Exercise directions
Lines containing the word "void" are to be counted; state their number and nothing further.

Supplied information
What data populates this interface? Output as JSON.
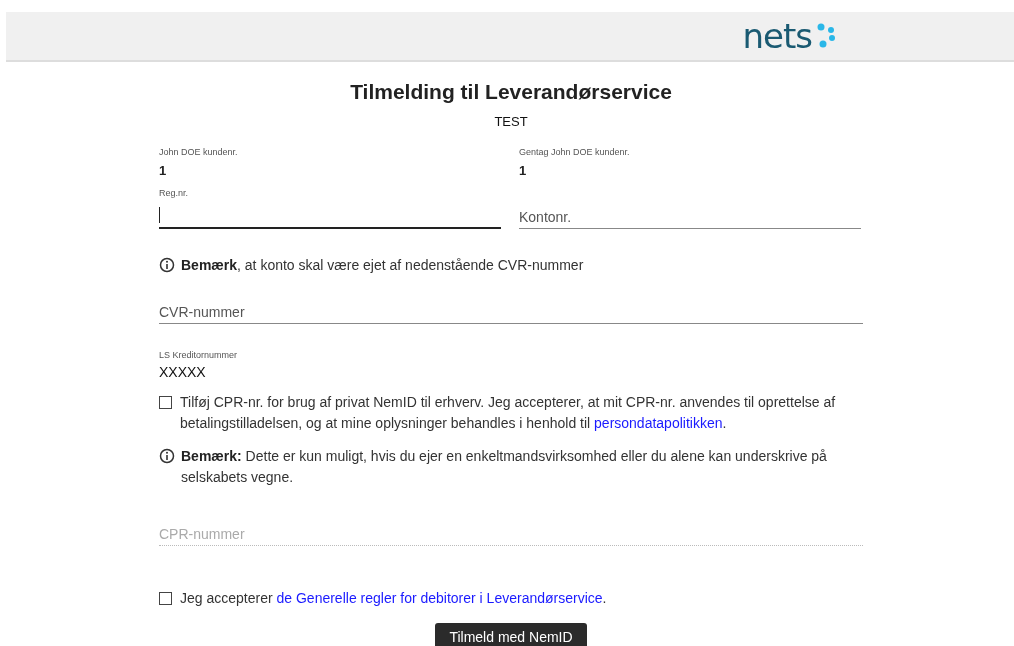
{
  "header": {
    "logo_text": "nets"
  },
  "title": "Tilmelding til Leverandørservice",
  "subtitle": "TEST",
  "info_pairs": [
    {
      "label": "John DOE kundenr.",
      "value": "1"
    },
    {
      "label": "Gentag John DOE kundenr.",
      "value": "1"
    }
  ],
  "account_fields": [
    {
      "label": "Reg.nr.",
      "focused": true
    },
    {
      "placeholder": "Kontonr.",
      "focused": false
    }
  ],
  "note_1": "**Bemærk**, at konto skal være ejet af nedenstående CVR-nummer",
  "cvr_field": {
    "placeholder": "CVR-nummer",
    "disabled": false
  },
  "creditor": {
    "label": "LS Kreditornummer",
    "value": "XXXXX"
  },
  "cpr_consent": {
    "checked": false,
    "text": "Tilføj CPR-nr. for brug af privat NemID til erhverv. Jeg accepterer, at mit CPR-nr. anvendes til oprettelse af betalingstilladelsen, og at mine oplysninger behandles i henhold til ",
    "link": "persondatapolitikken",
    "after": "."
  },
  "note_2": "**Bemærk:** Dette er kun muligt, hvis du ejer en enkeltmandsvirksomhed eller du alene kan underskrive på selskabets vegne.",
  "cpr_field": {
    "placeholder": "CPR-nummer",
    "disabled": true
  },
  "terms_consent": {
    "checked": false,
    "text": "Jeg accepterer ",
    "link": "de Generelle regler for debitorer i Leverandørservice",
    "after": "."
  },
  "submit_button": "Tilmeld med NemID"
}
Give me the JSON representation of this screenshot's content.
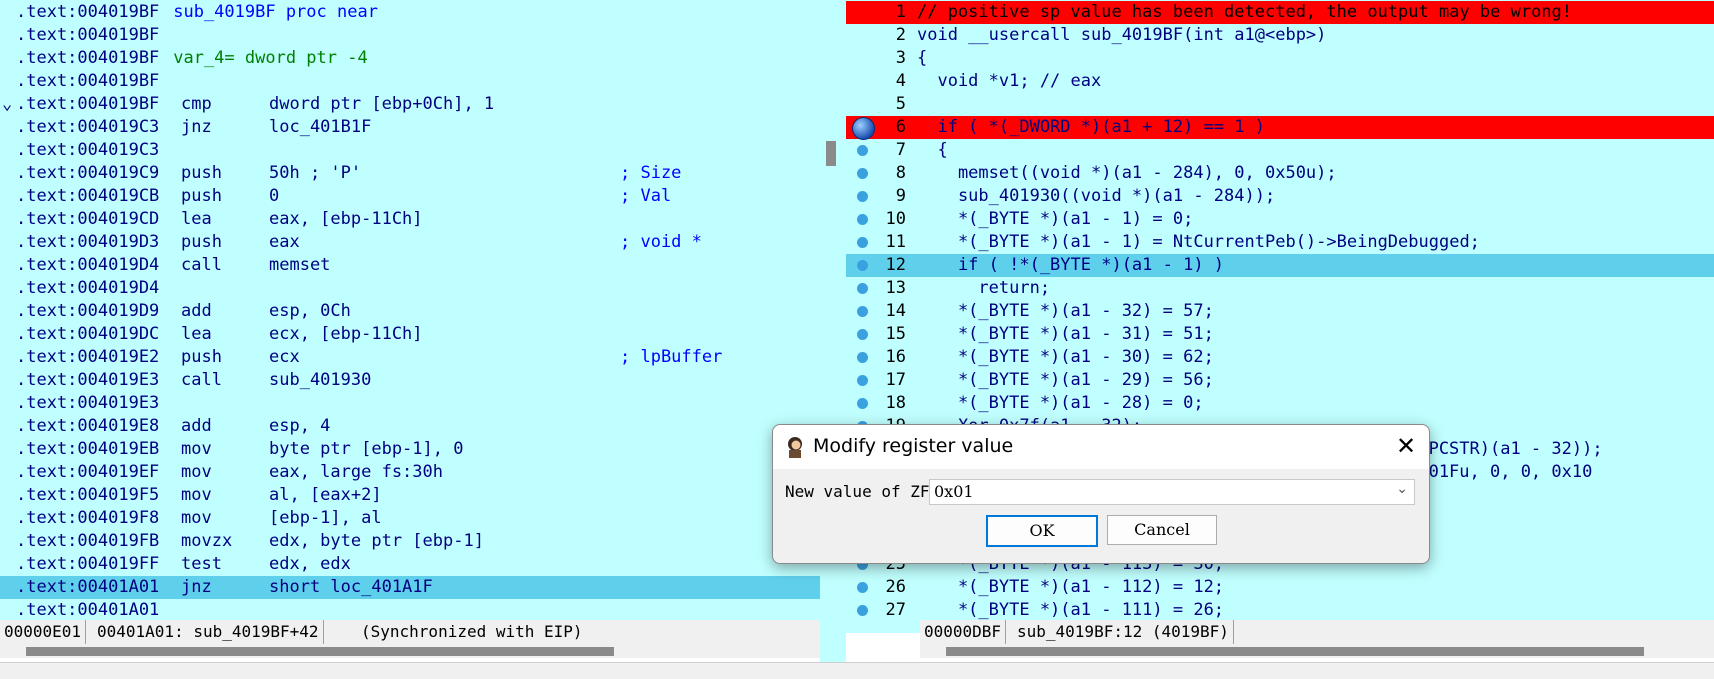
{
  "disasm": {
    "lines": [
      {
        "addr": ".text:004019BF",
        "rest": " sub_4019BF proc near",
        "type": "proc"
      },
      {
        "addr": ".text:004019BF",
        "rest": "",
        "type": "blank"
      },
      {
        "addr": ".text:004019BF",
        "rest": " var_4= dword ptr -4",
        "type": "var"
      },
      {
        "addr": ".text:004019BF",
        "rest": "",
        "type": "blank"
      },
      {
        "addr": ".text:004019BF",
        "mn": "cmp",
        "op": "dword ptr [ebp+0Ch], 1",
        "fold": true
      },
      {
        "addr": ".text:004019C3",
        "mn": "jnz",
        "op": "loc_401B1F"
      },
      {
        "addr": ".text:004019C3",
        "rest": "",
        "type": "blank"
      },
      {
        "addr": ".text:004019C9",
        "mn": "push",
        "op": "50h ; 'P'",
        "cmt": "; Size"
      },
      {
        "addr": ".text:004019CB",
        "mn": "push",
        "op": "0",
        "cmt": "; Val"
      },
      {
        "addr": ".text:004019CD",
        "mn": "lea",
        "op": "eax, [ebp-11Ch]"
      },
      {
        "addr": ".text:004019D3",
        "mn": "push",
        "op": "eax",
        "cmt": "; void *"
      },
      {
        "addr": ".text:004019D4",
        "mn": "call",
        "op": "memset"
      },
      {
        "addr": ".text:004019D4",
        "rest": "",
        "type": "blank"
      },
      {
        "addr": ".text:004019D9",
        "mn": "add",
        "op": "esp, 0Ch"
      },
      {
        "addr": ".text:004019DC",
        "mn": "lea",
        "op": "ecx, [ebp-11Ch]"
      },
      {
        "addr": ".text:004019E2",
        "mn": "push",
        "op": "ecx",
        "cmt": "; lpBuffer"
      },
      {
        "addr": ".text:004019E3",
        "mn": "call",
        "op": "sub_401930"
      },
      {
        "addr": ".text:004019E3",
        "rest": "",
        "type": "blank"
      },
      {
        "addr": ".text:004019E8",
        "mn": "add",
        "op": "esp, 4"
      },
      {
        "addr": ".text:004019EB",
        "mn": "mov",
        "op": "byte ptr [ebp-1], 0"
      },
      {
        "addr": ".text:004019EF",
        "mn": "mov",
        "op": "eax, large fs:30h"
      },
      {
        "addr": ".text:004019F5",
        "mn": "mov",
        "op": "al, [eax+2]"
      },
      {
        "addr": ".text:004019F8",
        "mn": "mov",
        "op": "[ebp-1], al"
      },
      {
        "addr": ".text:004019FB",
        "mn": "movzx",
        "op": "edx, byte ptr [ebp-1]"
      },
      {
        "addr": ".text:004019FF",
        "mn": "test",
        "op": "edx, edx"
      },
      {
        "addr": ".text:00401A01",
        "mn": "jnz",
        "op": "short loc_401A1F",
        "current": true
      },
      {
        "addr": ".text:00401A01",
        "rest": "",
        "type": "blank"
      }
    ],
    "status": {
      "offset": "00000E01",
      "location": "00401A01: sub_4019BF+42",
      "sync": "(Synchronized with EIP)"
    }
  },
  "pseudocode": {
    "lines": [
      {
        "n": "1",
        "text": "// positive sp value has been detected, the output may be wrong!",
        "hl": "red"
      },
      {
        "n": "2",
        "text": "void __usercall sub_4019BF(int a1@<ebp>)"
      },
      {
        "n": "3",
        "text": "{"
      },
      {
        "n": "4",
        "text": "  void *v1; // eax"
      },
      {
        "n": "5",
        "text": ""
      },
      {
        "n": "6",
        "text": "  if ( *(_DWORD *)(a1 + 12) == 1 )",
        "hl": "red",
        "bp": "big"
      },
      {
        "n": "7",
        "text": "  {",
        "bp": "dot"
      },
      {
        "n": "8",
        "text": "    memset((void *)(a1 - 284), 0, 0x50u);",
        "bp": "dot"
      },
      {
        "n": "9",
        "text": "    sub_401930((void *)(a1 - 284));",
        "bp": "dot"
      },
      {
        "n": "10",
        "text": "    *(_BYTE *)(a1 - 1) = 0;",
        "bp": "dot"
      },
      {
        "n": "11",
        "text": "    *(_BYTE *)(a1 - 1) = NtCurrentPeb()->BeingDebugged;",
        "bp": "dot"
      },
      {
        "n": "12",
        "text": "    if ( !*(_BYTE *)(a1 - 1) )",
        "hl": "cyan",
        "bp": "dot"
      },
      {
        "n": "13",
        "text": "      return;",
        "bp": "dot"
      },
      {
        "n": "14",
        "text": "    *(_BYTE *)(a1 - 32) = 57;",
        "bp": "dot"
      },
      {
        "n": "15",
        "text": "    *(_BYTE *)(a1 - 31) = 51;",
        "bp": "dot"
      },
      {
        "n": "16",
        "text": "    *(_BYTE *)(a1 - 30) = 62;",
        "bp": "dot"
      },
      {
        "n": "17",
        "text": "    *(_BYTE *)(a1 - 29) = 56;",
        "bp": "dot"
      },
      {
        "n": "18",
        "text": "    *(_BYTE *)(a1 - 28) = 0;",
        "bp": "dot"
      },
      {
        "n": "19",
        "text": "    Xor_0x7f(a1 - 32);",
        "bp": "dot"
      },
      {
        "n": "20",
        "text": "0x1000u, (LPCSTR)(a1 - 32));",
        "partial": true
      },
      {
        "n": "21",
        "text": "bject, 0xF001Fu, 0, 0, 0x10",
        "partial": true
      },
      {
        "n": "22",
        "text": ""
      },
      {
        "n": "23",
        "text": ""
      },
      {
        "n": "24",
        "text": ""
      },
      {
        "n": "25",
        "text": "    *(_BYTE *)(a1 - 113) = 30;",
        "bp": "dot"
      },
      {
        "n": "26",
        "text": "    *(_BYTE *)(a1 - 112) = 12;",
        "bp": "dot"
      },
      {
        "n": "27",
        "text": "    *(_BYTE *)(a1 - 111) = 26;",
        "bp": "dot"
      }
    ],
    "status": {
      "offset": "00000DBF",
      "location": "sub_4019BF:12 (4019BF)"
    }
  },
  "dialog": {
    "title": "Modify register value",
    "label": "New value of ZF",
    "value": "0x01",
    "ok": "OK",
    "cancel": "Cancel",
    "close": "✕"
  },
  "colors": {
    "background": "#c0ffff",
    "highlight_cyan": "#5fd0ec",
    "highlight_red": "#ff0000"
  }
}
==
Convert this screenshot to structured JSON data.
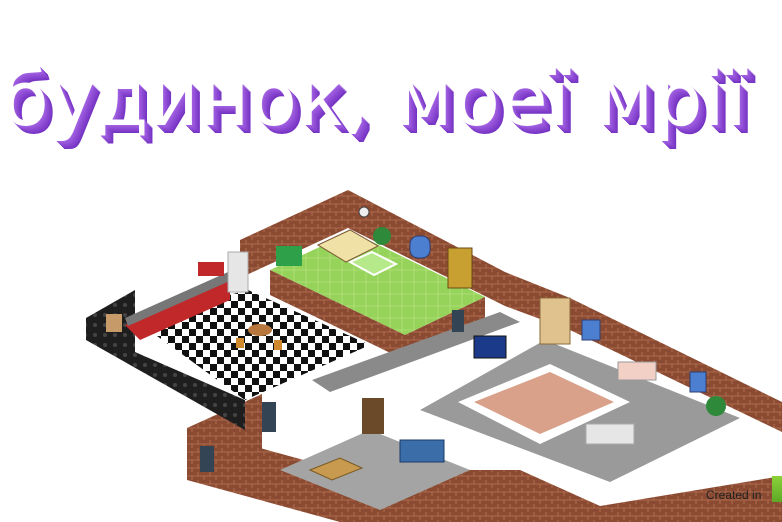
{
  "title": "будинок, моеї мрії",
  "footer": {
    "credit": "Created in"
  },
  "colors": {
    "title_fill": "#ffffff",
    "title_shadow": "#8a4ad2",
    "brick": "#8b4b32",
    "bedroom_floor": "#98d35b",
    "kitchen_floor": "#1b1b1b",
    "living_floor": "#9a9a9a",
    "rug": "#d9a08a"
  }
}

Written answer
5